| Task data |
========

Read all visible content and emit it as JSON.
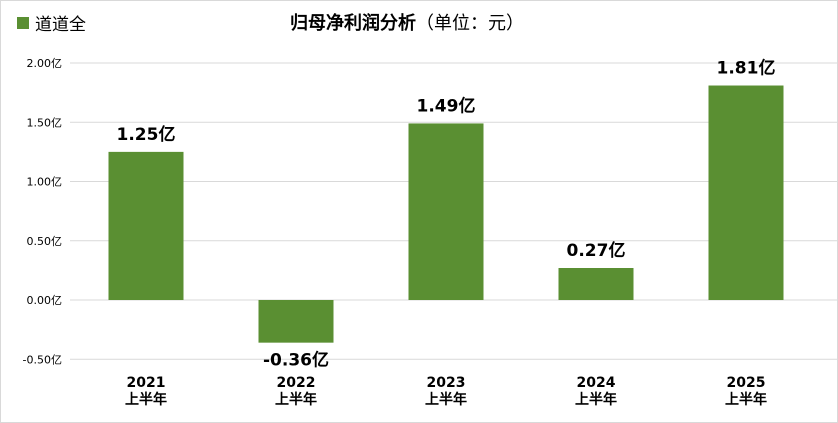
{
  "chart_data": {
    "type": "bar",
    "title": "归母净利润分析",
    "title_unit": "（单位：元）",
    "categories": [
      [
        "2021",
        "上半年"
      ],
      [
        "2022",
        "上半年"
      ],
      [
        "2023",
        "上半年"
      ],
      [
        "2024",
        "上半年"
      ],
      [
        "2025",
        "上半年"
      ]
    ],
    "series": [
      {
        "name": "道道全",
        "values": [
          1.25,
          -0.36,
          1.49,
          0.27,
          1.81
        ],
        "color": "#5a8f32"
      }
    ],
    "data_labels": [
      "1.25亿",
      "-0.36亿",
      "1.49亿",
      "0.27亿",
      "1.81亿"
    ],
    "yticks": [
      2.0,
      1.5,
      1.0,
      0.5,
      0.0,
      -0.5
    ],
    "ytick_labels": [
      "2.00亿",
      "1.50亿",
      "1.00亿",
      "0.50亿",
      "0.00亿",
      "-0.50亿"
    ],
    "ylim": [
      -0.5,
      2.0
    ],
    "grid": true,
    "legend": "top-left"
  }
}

========

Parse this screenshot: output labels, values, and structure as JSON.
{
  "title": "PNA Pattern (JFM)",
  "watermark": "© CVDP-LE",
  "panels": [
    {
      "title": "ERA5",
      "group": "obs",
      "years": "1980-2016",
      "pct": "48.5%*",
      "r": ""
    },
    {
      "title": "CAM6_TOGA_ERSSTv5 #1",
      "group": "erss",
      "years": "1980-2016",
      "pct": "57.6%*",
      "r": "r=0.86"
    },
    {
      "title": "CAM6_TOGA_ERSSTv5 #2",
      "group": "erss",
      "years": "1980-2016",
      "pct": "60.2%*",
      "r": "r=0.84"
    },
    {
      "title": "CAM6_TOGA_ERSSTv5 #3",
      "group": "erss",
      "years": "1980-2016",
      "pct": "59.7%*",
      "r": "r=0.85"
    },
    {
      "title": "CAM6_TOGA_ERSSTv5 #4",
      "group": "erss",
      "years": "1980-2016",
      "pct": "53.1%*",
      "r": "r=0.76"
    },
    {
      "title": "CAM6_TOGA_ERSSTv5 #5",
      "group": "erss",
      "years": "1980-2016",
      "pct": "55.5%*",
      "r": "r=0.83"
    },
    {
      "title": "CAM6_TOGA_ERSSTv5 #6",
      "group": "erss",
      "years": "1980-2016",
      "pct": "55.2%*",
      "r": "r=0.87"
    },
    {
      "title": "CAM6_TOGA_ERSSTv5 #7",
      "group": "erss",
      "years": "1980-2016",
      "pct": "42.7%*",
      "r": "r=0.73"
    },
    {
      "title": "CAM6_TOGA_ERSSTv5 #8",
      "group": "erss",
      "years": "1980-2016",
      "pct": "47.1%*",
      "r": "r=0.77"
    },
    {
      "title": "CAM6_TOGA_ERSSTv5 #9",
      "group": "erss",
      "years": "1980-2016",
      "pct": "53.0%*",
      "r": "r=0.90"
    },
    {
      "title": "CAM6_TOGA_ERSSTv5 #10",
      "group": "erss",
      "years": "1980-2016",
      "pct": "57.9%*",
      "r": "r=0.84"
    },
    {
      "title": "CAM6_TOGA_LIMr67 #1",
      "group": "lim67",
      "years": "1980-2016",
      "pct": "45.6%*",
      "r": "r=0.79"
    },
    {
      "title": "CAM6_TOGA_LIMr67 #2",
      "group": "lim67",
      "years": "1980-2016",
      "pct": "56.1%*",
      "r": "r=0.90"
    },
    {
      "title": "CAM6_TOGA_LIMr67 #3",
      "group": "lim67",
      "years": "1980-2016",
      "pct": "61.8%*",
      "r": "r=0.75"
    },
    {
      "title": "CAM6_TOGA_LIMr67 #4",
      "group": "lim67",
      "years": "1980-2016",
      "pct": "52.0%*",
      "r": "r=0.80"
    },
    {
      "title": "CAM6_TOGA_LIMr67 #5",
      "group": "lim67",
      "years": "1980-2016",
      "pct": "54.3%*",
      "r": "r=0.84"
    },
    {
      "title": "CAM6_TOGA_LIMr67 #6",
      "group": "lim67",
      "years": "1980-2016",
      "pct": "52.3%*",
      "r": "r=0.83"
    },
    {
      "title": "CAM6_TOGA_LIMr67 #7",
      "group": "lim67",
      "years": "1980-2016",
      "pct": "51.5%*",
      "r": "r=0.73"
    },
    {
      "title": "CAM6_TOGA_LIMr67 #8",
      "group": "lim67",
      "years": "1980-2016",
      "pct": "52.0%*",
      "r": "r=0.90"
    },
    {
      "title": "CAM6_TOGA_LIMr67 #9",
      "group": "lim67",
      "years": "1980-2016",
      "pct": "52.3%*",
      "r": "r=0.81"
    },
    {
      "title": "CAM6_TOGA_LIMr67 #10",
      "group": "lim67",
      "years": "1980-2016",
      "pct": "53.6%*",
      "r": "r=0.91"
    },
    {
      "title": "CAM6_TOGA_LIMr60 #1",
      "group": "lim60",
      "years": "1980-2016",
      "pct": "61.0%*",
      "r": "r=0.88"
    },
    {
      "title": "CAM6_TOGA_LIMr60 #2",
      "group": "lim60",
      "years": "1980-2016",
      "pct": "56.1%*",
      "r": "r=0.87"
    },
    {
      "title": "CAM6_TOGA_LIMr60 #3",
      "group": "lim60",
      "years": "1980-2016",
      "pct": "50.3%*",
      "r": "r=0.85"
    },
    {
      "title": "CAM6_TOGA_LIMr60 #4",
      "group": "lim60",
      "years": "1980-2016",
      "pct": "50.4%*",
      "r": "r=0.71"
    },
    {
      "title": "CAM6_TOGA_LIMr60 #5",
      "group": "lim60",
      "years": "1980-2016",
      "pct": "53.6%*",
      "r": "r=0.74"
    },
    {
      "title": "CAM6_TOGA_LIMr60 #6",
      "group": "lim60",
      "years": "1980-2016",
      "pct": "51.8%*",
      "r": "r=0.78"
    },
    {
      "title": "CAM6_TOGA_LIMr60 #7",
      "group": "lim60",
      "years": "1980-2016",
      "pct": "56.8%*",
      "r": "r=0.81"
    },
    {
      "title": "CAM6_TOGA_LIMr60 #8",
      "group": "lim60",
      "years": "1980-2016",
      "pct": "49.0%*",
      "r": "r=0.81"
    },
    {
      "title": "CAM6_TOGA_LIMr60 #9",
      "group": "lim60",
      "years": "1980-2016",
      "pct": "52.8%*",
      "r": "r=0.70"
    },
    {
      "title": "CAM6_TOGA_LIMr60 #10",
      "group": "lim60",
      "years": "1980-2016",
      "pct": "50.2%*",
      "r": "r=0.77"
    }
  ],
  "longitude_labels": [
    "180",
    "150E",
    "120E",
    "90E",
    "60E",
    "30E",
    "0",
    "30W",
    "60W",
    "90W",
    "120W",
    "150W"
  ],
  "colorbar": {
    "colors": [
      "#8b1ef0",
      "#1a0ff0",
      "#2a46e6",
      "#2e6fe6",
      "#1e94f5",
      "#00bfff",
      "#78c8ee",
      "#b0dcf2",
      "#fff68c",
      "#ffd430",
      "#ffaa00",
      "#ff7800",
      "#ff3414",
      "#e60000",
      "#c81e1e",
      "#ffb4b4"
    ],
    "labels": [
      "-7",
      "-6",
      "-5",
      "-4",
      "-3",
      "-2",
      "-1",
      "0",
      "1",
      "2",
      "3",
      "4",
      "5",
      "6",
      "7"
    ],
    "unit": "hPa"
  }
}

========

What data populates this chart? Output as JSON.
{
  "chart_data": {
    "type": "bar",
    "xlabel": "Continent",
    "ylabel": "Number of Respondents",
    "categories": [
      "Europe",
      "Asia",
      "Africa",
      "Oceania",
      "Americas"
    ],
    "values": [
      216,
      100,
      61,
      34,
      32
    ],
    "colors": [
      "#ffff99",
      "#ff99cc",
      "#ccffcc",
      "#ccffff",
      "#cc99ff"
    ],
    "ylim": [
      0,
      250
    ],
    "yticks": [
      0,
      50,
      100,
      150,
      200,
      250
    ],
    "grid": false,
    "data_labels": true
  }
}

========

| Stated task |
List the lines that contain the word "JSON".

| Answer to the problem |
Read all visible content and emit it as JSON.
Parse this screenshot: output labels, values, and structure as JSON.
What data populates this chart? Output as JSON.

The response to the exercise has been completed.